**Records shown**
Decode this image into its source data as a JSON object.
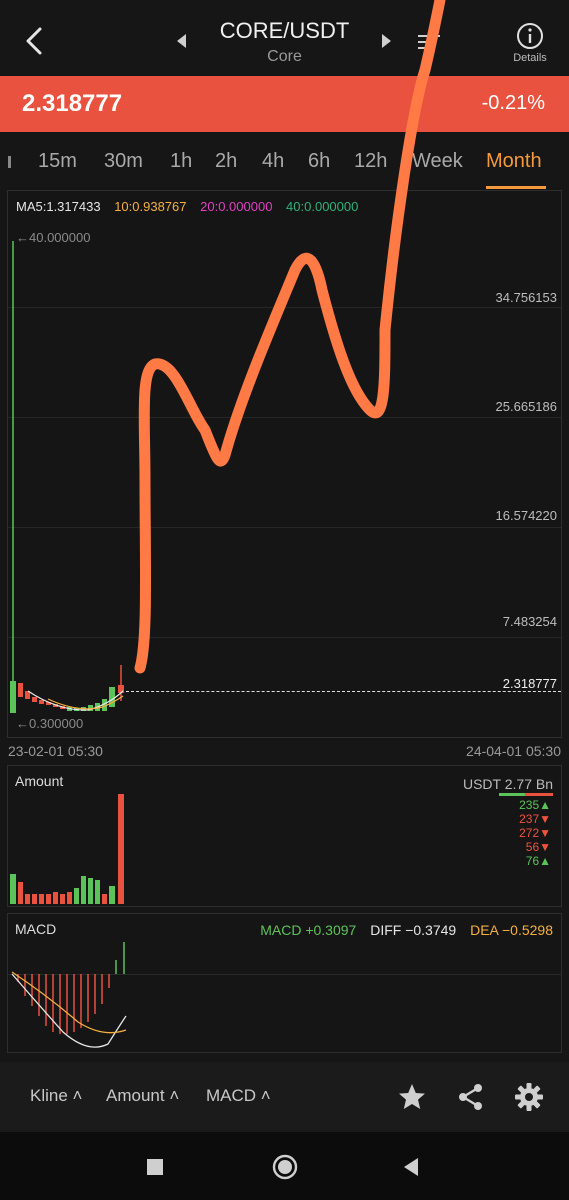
{
  "header": {
    "title": "CORE/USDT",
    "subtitle": "Core",
    "details_label": "Details"
  },
  "ticker": {
    "price": "2.318777",
    "change": "-0.21%"
  },
  "tabs": [
    {
      "label": "15m"
    },
    {
      "label": "30m"
    },
    {
      "label": "1h"
    },
    {
      "label": "2h"
    },
    {
      "label": "4h"
    },
    {
      "label": "6h"
    },
    {
      "label": "12h"
    },
    {
      "label": "Week"
    },
    {
      "label": "Month",
      "active": true
    }
  ],
  "main_chart": {
    "ma_legend": {
      "ma5": "MA5:1.317433",
      "ma10": "10:0.938767",
      "ma20": "20:0.000000",
      "ma40": "40:0.000000"
    },
    "max_label": "←40.000000",
    "min_label": "←0.300000",
    "y_labels": [
      "34.756153",
      "25.665186",
      "16.574220",
      "7.483254"
    ],
    "current_price": "2.318777",
    "date_start": "23-02-01 05:30",
    "date_end": "24-04-01 05:30"
  },
  "amount_panel": {
    "title": "Amount",
    "unit_label": "USDT 2.77 Bn",
    "legend": [
      {
        "value": "235▲",
        "dir": "up"
      },
      {
        "value": "237▼",
        "dir": "down"
      },
      {
        "value": "272▼",
        "dir": "down"
      },
      {
        "value": "56▼",
        "dir": "down"
      },
      {
        "value": "76▲",
        "dir": "up"
      }
    ]
  },
  "macd_panel": {
    "title": "MACD",
    "macd": "MACD +0.3097",
    "diff": "DIFF −0.3749",
    "dea": "DEA −0.5298"
  },
  "bottom_bar": {
    "kline": "Kline",
    "amount": "Amount",
    "macd": "MACD"
  },
  "colors": {
    "accent": "#f59a3c",
    "down": "#e8523e",
    "up": "#5cc35a",
    "ma10": "#f5b040",
    "ma20": "#e040c0",
    "ma40": "#2eb07a",
    "scribble": "#ff7a45"
  },
  "chart_data": [
    {
      "type": "candlestick",
      "title": "",
      "ylim": [
        0.3,
        40.0
      ],
      "y_ticks": [
        7.483254,
        16.57422,
        25.665186,
        34.756153
      ],
      "x_range": [
        "23-02-01 05:30",
        "24-04-01 05:30"
      ],
      "last_price": 2.318777,
      "period_high": 40.0,
      "period_low": 0.3
    },
    {
      "type": "bar",
      "title": "Amount",
      "unit": "USDT",
      "max_label": "2.77 Bn",
      "legend_values": [
        235,
        237,
        272,
        56,
        76
      ]
    },
    {
      "type": "line",
      "title": "MACD",
      "macd": 0.3097,
      "diff": -0.3749,
      "dea": -0.5298
    }
  ]
}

**Work to be completed**
Transcribe the records verbatim and omit the images.

**Reply**
Decode this image into its source data as a JSON object.
{
  "header": {
    "title": "CORE/USDT",
    "subtitle": "Core",
    "details_label": "Details"
  },
  "ticker": {
    "price": "2.318777",
    "change": "-0.21%"
  },
  "tabs": [
    {
      "label": "15m"
    },
    {
      "label": "30m"
    },
    {
      "label": "1h"
    },
    {
      "label": "2h"
    },
    {
      "label": "4h"
    },
    {
      "label": "6h"
    },
    {
      "label": "12h"
    },
    {
      "label": "Week"
    },
    {
      "label": "Month",
      "active": true
    }
  ],
  "main_chart": {
    "ma_legend": {
      "ma5": "MA5:1.317433",
      "ma10": "10:0.938767",
      "ma20": "20:0.000000",
      "ma40": "40:0.000000"
    },
    "max_label": "←40.000000",
    "min_label": "←0.300000",
    "y_labels": [
      "34.756153",
      "25.665186",
      "16.574220",
      "7.483254"
    ],
    "current_price": "2.318777",
    "date_start": "23-02-01 05:30",
    "date_end": "24-04-01 05:30"
  },
  "amount_panel": {
    "title": "Amount",
    "unit_label": "USDT 2.77 Bn",
    "legend": [
      {
        "value": "235▲",
        "dir": "up"
      },
      {
        "value": "237▼",
        "dir": "down"
      },
      {
        "value": "272▼",
        "dir": "down"
      },
      {
        "value": "56▼",
        "dir": "down"
      },
      {
        "value": "76▲",
        "dir": "up"
      }
    ]
  },
  "macd_panel": {
    "title": "MACD",
    "macd": "MACD +0.3097",
    "diff": "DIFF −0.3749",
    "dea": "DEA −0.5298"
  },
  "bottom_bar": {
    "kline": "Kline",
    "amount": "Amount",
    "macd": "MACD"
  },
  "colors": {
    "accent": "#f59a3c",
    "down": "#e8523e",
    "up": "#5cc35a",
    "ma10": "#f5b040",
    "ma20": "#e040c0",
    "ma40": "#2eb07a",
    "scribble": "#ff7a45"
  },
  "chart_data": [
    {
      "type": "candlestick",
      "title": "",
      "ylim": [
        0.3,
        40.0
      ],
      "y_ticks": [
        7.483254,
        16.57422,
        25.665186,
        34.756153
      ],
      "x_range": [
        "23-02-01 05:30",
        "24-04-01 05:30"
      ],
      "last_price": 2.318777,
      "period_high": 40.0,
      "period_low": 0.3
    },
    {
      "type": "bar",
      "title": "Amount",
      "unit": "USDT",
      "max_label": "2.77 Bn",
      "legend_values": [
        235,
        237,
        272,
        56,
        76
      ]
    },
    {
      "type": "line",
      "title": "MACD",
      "macd": 0.3097,
      "diff": -0.3749,
      "dea": -0.5298
    }
  ]
}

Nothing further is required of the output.